%%

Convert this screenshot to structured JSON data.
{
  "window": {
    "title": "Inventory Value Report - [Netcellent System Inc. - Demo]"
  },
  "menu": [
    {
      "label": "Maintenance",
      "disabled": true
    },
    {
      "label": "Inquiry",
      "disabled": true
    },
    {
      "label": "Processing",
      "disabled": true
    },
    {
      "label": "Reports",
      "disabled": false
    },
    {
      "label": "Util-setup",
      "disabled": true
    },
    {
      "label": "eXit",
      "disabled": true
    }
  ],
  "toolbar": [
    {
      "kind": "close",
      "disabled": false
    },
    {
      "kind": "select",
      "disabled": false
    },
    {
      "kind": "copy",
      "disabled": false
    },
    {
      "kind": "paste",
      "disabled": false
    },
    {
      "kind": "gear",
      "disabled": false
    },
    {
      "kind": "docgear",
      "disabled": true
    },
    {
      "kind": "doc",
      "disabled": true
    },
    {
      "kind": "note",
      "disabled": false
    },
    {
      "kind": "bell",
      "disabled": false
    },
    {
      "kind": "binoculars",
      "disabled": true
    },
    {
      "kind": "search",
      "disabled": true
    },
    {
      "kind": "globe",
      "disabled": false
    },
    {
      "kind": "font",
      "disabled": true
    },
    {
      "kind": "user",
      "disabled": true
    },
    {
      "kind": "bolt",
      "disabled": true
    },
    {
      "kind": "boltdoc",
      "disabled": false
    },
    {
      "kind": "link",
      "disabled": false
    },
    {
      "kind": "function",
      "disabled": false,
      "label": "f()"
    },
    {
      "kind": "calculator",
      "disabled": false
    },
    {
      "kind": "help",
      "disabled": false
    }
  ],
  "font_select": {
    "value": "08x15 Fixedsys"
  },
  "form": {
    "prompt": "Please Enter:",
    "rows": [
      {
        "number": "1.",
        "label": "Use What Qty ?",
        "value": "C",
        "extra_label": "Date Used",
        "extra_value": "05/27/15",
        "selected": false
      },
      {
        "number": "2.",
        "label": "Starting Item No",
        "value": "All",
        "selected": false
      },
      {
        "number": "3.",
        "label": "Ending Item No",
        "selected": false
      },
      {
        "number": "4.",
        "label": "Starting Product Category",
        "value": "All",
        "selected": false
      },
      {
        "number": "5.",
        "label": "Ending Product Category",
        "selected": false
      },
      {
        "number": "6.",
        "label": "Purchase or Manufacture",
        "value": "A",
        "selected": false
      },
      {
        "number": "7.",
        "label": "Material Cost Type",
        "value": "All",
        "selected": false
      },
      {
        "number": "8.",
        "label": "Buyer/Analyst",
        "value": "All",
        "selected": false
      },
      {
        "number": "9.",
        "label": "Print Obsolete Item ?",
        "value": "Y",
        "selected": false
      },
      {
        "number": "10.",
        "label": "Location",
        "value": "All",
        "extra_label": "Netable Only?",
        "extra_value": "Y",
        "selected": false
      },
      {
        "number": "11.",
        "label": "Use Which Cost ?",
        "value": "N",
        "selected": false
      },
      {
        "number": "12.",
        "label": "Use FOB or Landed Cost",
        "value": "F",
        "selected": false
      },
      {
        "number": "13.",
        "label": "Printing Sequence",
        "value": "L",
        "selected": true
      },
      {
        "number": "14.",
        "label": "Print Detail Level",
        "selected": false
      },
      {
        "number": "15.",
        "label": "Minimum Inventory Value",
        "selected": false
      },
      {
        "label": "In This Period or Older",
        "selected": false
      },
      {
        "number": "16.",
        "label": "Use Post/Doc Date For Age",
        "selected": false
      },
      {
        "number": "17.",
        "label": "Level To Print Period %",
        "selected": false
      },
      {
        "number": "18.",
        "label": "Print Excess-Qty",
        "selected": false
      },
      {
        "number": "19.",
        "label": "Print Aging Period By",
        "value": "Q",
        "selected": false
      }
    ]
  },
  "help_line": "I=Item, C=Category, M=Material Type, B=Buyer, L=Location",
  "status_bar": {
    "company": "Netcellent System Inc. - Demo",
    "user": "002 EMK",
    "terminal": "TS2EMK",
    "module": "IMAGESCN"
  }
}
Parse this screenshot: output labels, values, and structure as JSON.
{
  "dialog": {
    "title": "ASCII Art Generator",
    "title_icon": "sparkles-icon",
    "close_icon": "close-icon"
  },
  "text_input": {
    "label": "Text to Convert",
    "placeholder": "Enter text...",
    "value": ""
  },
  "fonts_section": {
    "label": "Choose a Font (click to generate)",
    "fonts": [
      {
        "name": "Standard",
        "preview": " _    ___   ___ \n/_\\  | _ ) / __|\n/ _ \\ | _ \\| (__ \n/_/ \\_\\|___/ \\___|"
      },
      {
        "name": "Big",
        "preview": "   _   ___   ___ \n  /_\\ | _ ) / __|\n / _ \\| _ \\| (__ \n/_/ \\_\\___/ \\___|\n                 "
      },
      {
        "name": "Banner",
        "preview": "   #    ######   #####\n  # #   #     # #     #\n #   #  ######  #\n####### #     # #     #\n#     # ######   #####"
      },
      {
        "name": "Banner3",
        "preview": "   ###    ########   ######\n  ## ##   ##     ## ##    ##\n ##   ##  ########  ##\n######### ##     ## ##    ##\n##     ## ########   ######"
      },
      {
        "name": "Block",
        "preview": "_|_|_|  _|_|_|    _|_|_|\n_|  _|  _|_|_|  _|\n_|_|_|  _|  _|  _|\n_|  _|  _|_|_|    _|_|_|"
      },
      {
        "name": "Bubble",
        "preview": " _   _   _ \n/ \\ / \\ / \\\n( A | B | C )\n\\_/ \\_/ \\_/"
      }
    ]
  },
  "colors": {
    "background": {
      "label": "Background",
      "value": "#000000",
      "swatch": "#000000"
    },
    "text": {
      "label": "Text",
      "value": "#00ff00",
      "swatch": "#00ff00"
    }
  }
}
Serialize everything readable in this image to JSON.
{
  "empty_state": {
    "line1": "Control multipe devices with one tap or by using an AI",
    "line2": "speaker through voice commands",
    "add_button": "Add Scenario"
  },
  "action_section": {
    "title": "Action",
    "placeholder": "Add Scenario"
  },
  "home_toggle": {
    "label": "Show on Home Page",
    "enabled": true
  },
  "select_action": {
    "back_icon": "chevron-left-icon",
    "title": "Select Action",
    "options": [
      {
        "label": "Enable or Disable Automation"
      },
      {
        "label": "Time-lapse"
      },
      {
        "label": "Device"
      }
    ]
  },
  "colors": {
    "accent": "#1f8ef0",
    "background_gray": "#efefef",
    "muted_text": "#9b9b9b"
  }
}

%%

> **Description of the task**
Looking at the material above, count the lines that hold "System" and give the total alone.

> **Finished task**
2